▸ **WORK REQUIRED**: Reproduce the material below verbatim, from its first line up to and including the line that contains "978, 708, 997]".

▸ **INFORMATION SHOWN**:
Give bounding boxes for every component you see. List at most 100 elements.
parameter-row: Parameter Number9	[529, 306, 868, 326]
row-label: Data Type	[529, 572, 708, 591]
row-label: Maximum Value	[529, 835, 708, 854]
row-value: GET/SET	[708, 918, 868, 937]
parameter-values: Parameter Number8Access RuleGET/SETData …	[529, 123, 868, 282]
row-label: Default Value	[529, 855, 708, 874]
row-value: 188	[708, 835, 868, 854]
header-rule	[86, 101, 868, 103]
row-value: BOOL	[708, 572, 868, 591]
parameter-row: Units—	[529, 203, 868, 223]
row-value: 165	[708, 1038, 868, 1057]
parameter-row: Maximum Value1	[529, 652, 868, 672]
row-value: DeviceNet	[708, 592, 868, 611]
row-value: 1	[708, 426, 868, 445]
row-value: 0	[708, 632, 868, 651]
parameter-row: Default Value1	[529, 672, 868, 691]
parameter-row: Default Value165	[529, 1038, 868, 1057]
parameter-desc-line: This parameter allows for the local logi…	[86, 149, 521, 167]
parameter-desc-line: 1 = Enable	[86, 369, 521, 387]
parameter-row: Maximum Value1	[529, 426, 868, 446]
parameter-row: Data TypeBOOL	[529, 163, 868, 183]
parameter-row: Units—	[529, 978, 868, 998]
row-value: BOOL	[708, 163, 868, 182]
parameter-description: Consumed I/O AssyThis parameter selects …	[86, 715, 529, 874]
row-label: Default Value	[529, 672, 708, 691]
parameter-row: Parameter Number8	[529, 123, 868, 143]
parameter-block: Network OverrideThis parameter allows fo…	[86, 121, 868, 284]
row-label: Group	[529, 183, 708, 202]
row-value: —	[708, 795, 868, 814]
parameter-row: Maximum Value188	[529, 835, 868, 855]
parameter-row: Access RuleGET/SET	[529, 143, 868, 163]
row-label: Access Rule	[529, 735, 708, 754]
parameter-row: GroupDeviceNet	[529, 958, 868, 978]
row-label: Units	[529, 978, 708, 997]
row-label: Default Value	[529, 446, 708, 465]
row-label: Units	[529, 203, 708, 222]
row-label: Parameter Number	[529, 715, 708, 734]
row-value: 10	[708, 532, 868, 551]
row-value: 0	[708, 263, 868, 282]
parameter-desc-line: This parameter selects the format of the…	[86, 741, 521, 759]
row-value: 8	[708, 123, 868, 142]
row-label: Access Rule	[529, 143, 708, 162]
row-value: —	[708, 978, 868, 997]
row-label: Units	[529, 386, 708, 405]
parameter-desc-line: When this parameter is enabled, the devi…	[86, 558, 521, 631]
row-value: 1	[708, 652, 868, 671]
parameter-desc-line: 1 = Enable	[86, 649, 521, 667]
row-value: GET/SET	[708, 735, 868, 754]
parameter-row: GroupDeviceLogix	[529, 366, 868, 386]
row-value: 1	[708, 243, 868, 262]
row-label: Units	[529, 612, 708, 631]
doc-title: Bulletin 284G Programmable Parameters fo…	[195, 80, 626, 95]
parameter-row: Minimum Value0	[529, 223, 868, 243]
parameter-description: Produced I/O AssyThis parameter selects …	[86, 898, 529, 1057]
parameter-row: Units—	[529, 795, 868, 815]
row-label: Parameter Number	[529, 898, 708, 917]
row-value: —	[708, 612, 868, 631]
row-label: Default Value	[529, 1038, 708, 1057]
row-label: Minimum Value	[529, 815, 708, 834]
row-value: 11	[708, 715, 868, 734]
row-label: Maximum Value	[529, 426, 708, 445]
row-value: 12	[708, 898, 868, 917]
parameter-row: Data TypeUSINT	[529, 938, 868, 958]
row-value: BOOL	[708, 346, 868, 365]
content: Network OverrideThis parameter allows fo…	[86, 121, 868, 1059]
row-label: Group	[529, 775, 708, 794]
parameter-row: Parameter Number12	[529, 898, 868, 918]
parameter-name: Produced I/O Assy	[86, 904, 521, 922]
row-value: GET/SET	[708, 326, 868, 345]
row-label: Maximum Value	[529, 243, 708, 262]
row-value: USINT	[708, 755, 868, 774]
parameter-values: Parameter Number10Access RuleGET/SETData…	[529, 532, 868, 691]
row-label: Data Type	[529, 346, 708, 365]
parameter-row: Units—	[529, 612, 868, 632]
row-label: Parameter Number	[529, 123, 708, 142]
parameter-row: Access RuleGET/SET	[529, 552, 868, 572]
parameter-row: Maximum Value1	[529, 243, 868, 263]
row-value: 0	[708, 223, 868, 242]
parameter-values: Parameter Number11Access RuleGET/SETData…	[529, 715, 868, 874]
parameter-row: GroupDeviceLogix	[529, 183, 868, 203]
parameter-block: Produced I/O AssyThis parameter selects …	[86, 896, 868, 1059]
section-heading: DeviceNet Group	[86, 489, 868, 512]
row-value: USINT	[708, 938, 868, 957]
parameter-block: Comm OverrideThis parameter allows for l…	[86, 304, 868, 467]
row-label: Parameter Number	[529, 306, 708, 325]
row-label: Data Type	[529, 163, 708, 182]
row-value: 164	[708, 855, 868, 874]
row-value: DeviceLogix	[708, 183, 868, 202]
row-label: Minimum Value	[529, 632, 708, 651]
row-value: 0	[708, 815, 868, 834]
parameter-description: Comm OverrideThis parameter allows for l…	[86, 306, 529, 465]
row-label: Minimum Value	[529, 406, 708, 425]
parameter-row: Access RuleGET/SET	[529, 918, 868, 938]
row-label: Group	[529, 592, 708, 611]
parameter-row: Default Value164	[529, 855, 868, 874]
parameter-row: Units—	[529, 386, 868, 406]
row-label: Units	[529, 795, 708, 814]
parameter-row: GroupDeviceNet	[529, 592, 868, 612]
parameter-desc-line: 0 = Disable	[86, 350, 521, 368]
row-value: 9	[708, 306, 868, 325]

▸ **OUTPUT BELOW**:
Give bounding boxes for every component you see. List at most 100 elements.
parameter-row: Parameter Number9	[529, 306, 868, 326]
row-label: Data Type	[529, 572, 708, 591]
row-label: Maximum Value	[529, 835, 708, 854]
row-value: GET/SET	[708, 918, 868, 937]
parameter-values: Parameter Number8Access RuleGET/SETData …	[529, 123, 868, 282]
row-label: Default Value	[529, 855, 708, 874]
row-value: 188	[708, 835, 868, 854]
header-rule	[86, 101, 868, 103]
row-value: BOOL	[708, 572, 868, 591]
parameter-row: Units—	[529, 203, 868, 223]
row-value: 165	[708, 1038, 868, 1057]
parameter-row: Maximum Value1	[529, 652, 868, 672]
row-value: DeviceNet	[708, 592, 868, 611]
row-value: 1	[708, 426, 868, 445]
row-value: 0	[708, 632, 868, 651]
parameter-row: Default Value1	[529, 672, 868, 691]
parameter-row: Default Value165	[529, 1038, 868, 1057]
parameter-desc-line: This parameter allows for the local logi…	[86, 149, 521, 167]
parameter-desc-line: 1 = Enable	[86, 369, 521, 387]
parameter-row: Maximum Value1	[529, 426, 868, 446]
parameter-row: Data TypeBOOL	[529, 163, 868, 183]
parameter-row: Units—	[529, 978, 868, 998]
row-value: BOOL	[708, 163, 868, 182]
parameter-description: Consumed I/O AssyThis parameter selects …	[86, 715, 529, 874]
row-label: Default Value	[529, 672, 708, 691]
parameter-row: Parameter Number8	[529, 123, 868, 143]
parameter-block: Network OverrideThis parameter allows fo…	[86, 121, 868, 284]
row-label: Group	[529, 183, 708, 202]
row-value: —	[708, 795, 868, 814]
parameter-row: Maximum Value188	[529, 835, 868, 855]
parameter-row: Access RuleGET/SET	[529, 143, 868, 163]
row-label: Access Rule	[529, 735, 708, 754]
parameter-row: GroupDeviceNet	[529, 958, 868, 978]
row-label: Units	[529, 978, 708, 997]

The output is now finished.